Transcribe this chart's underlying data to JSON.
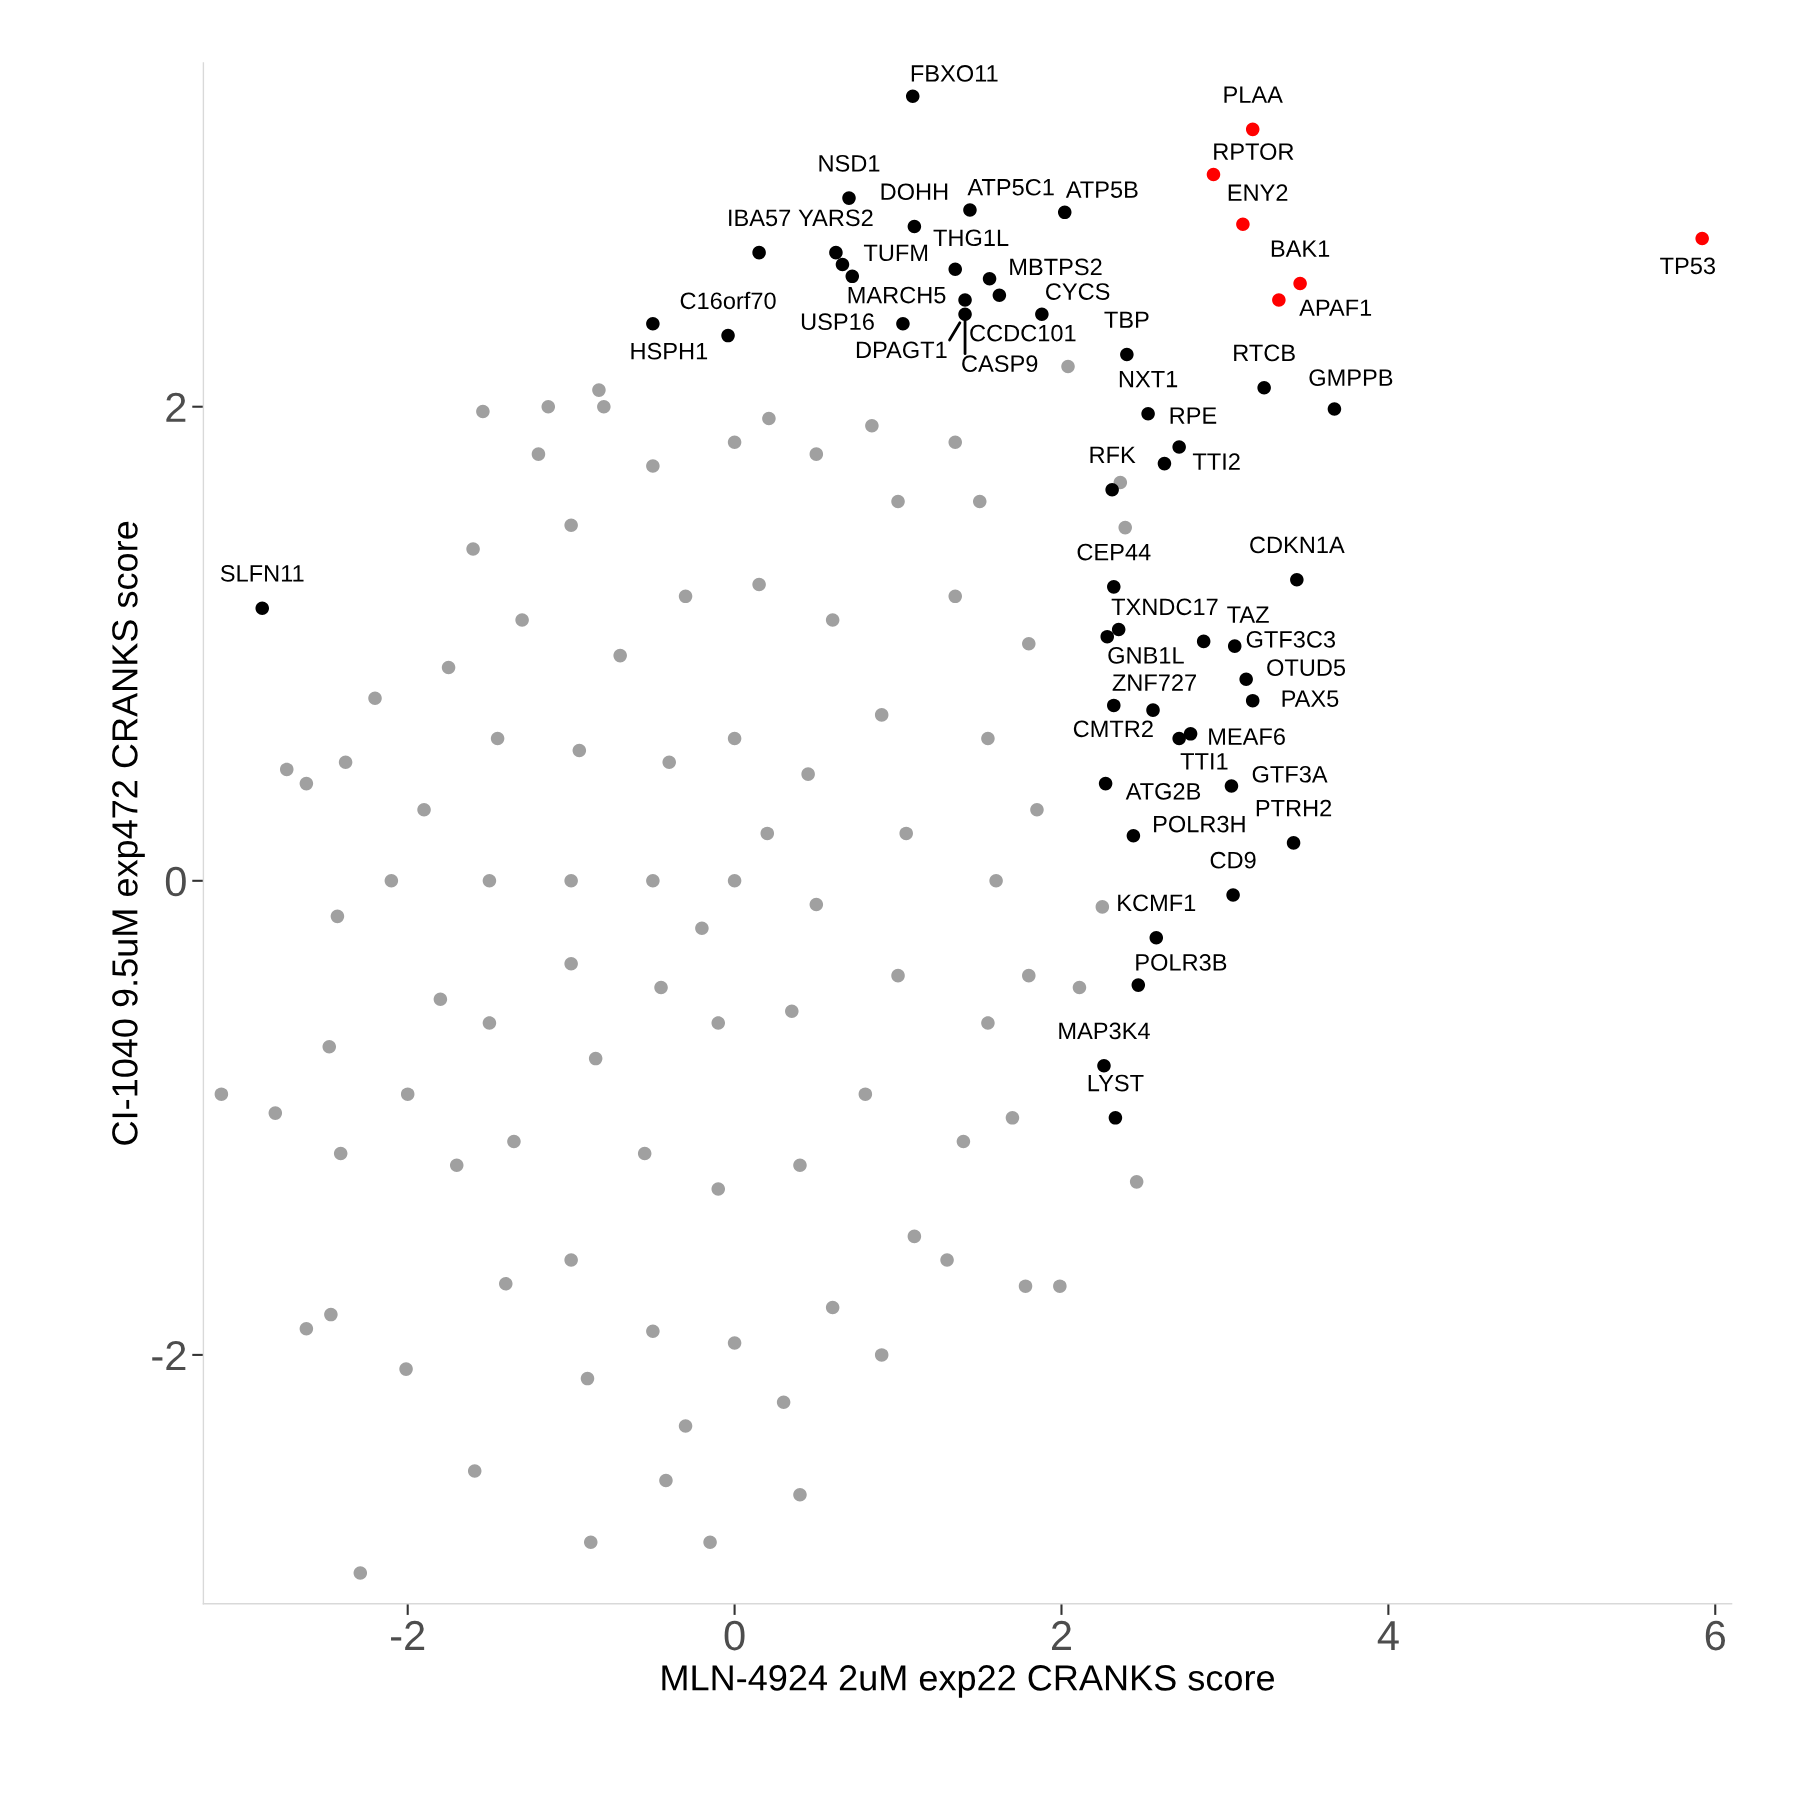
{
  "chart_data": {
    "type": "scatter",
    "xlabel": "MLN-4924 2uM exp22 CRANKS score",
    "ylabel": "CI-1040 9.5uM exp472 CRANKS score",
    "xlim": [
      -3.25,
      6.1
    ],
    "ylim": [
      -3.05,
      3.45
    ],
    "xticks": [
      -2,
      0,
      2,
      4,
      6
    ],
    "yticks": [
      -2,
      0,
      2
    ],
    "marker": "circle",
    "series": [
      {
        "color": "#a0a0a0",
        "x": [
          -3.14,
          -2.81,
          -2.29,
          -2.62,
          -2.47,
          -2.01,
          -1.59,
          -0.88,
          -0.15,
          0.4,
          -0.42,
          1.99,
          1.78,
          2.46,
          -2.74,
          -2.62,
          -2.2,
          -2.38,
          -1.54,
          -1.14,
          -0.83,
          0.21,
          0.84,
          1.35,
          2.36,
          2.04,
          2.39,
          2.25,
          2.11,
          -2.48,
          -2.43,
          -2.41,
          -1.5,
          -1.45,
          -1.3,
          -1.0,
          -0.5,
          0.0,
          0.5,
          1.0,
          1.35,
          1.55,
          1.6,
          1.55,
          1.4,
          1.1,
          0.6,
          0.0,
          -0.5,
          -1.0,
          -1.35,
          -1.5,
          -1.0,
          -0.95,
          -0.7,
          -0.3,
          0.15,
          0.6,
          0.9,
          1.05,
          1.0,
          0.8,
          0.4,
          -0.1,
          -0.55,
          -0.85,
          -1.0,
          -0.5,
          -0.4,
          0.0,
          0.45,
          0.5,
          0.35,
          -0.1,
          -0.45,
          0.0,
          0.2,
          -0.2,
          -1.9,
          -1.8,
          -1.75,
          -1.6,
          -1.2,
          -0.8,
          1.5,
          1.8,
          1.85,
          1.8,
          1.7,
          1.3,
          0.9,
          0.3,
          -0.3,
          -0.9,
          -1.4,
          -1.7,
          -2.0,
          -2.1
        ],
        "values": [
          -0.9,
          -0.98,
          -2.92,
          -1.89,
          -1.83,
          -2.06,
          -2.49,
          -2.79,
          -2.79,
          -2.59,
          -2.53,
          -1.71,
          -1.71,
          -1.27,
          0.47,
          0.41,
          0.77,
          0.5,
          1.98,
          2.0,
          2.07,
          1.95,
          1.92,
          1.85,
          1.68,
          2.17,
          1.49,
          -0.11,
          -0.45,
          -0.7,
          -0.15,
          -1.15,
          0.0,
          0.6,
          1.1,
          1.5,
          1.75,
          1.85,
          1.8,
          1.6,
          1.2,
          0.6,
          0.0,
          -0.6,
          -1.1,
          -1.5,
          -1.8,
          -1.95,
          -1.9,
          -1.6,
          -1.1,
          -0.6,
          0.0,
          0.55,
          0.95,
          1.2,
          1.25,
          1.1,
          0.7,
          0.2,
          -0.4,
          -0.9,
          -1.2,
          -1.3,
          -1.15,
          -0.75,
          -0.35,
          0.0,
          0.5,
          0.6,
          0.45,
          -0.1,
          -0.55,
          -0.6,
          -0.45,
          0.0,
          0.2,
          -0.2,
          0.3,
          -0.5,
          0.9,
          1.4,
          1.8,
          2.0,
          1.6,
          1.0,
          0.3,
          -0.4,
          -1.0,
          -1.6,
          -2.0,
          -2.2,
          -2.3,
          -2.1,
          -1.7,
          -1.2,
          -0.9,
          0.0
        ]
      },
      {
        "color": "#000000",
        "x": [
          1.09,
          0.7,
          1.1,
          1.44,
          2.02,
          0.15,
          0.62,
          0.66,
          0.72,
          1.35,
          1.56,
          1.62,
          1.41,
          1.41,
          1.03,
          1.88,
          -0.04,
          -0.5,
          2.4,
          2.53,
          2.72,
          2.63,
          2.31,
          3.24,
          3.67,
          -2.89,
          2.32,
          2.35,
          2.28,
          2.87,
          3.06,
          3.44,
          3.13,
          3.17,
          2.32,
          2.56,
          2.72,
          2.79,
          2.27,
          3.04,
          2.44,
          3.42,
          3.05,
          2.58,
          2.47,
          2.26,
          2.33
        ],
        "values": [
          3.31,
          2.88,
          2.76,
          2.83,
          2.82,
          2.65,
          2.65,
          2.6,
          2.55,
          2.58,
          2.54,
          2.47,
          2.45,
          2.39,
          2.35,
          2.39,
          2.3,
          2.35,
          2.22,
          1.97,
          1.83,
          1.76,
          1.65,
          2.08,
          1.99,
          1.15,
          1.24,
          1.06,
          1.03,
          1.01,
          0.99,
          1.27,
          0.85,
          0.76,
          0.74,
          0.72,
          0.6,
          0.62,
          0.41,
          0.4,
          0.19,
          0.16,
          -0.06,
          -0.24,
          -0.44,
          -0.78,
          -1.0
        ]
      },
      {
        "color": "#ff0000",
        "x": [
          3.17,
          2.93,
          3.11,
          3.46,
          3.33,
          5.92
        ],
        "values": [
          3.17,
          2.98,
          2.77,
          2.52,
          2.45,
          2.71
        ]
      }
    ],
    "annotations": [
      {
        "text": "FBXO11",
        "x": 1.09,
        "y": 3.31
      },
      {
        "text": "NSD1",
        "x": 0.7,
        "y": 2.88
      },
      {
        "text": "DOHH",
        "x": 1.1,
        "y": 2.76
      },
      {
        "text": "ATP5C1",
        "x": 1.44,
        "y": 2.83
      },
      {
        "text": "ATP5B",
        "x": 2.02,
        "y": 2.82
      },
      {
        "text": "IBA57",
        "x": 0.15,
        "y": 2.65
      },
      {
        "text": "YARS2",
        "x": 0.62,
        "y": 2.65
      },
      {
        "text": "TUFM",
        "x": 0.66,
        "y": 2.6
      },
      {
        "text": "MARCH5",
        "x": 0.72,
        "y": 2.55
      },
      {
        "text": "THG1L",
        "x": 1.35,
        "y": 2.58
      },
      {
        "text": "MBTPS2",
        "x": 1.56,
        "y": 2.54
      },
      {
        "text": "CCDC101",
        "x": 1.62,
        "y": 2.47
      },
      {
        "text": "CASP9",
        "x": 1.41,
        "y": 2.45
      },
      {
        "text": "DPAGT1",
        "x": 1.41,
        "y": 2.39
      },
      {
        "text": "USP16",
        "x": 1.03,
        "y": 2.35
      },
      {
        "text": "CYCS",
        "x": 1.88,
        "y": 2.39
      },
      {
        "text": "C16orf70",
        "x": -0.04,
        "y": 2.3
      },
      {
        "text": "HSPH1",
        "x": -0.5,
        "y": 2.35
      },
      {
        "text": "TBP",
        "x": 2.4,
        "y": 2.22
      },
      {
        "text": "NXT1",
        "x": 2.53,
        "y": 1.97
      },
      {
        "text": "RPE",
        "x": 2.72,
        "y": 1.83
      },
      {
        "text": "TTI2",
        "x": 2.63,
        "y": 1.76
      },
      {
        "text": "RFK",
        "x": 2.31,
        "y": 1.65
      },
      {
        "text": "RTCB",
        "x": 3.24,
        "y": 2.08
      },
      {
        "text": "GMPPB",
        "x": 3.67,
        "y": 1.99
      },
      {
        "text": "SLFN11",
        "x": -2.89,
        "y": 1.15
      },
      {
        "text": "CEP44",
        "x": 2.32,
        "y": 1.24
      },
      {
        "text": "TXNDC17",
        "x": 2.35,
        "y": 1.06
      },
      {
        "text": "GNB1L",
        "x": 2.28,
        "y": 1.03
      },
      {
        "text": "GTF3C3",
        "x": 2.87,
        "y": 1.01
      },
      {
        "text": "TAZ",
        "x": 3.06,
        "y": 0.99
      },
      {
        "text": "CDKN1A",
        "x": 3.44,
        "y": 1.27
      },
      {
        "text": "OTUD5",
        "x": 3.13,
        "y": 0.85
      },
      {
        "text": "PAX5",
        "x": 3.17,
        "y": 0.76
      },
      {
        "text": "ZNF727",
        "x": 2.32,
        "y": 0.74
      },
      {
        "text": "CMTR2",
        "x": 2.56,
        "y": 0.72
      },
      {
        "text": "MEAF6",
        "x": 2.72,
        "y": 0.6
      },
      {
        "text": "TTI1",
        "x": 2.79,
        "y": 0.62
      },
      {
        "text": "ATG2B",
        "x": 2.27,
        "y": 0.41
      },
      {
        "text": "GTF3A",
        "x": 3.04,
        "y": 0.4
      },
      {
        "text": "POLR3H",
        "x": 2.44,
        "y": 0.19
      },
      {
        "text": "PTRH2",
        "x": 3.42,
        "y": 0.16
      },
      {
        "text": "CD9",
        "x": 3.05,
        "y": -0.06
      },
      {
        "text": "KCMF1",
        "x": 2.58,
        "y": -0.24
      },
      {
        "text": "POLR3B",
        "x": 2.47,
        "y": -0.44
      },
      {
        "text": "MAP3K4",
        "x": 2.26,
        "y": -0.78
      },
      {
        "text": "LYST",
        "x": 2.33,
        "y": -1.0
      },
      {
        "text": "PLAA",
        "x": 3.17,
        "y": 3.17
      },
      {
        "text": "RPTOR",
        "x": 2.93,
        "y": 2.98
      },
      {
        "text": "ENY2",
        "x": 3.11,
        "y": 2.77
      },
      {
        "text": "BAK1",
        "x": 3.46,
        "y": 2.52
      },
      {
        "text": "APAF1",
        "x": 3.33,
        "y": 2.45
      },
      {
        "text": "TP53",
        "x": 5.92,
        "y": 2.71
      }
    ]
  }
}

_ _ _

— Given instruction —
Pull out all lines containing the word "color" from the entries above.

— Response below —
        "color": "#a0a0a0",
        "color": "#000000",
        "color": "#ff0000",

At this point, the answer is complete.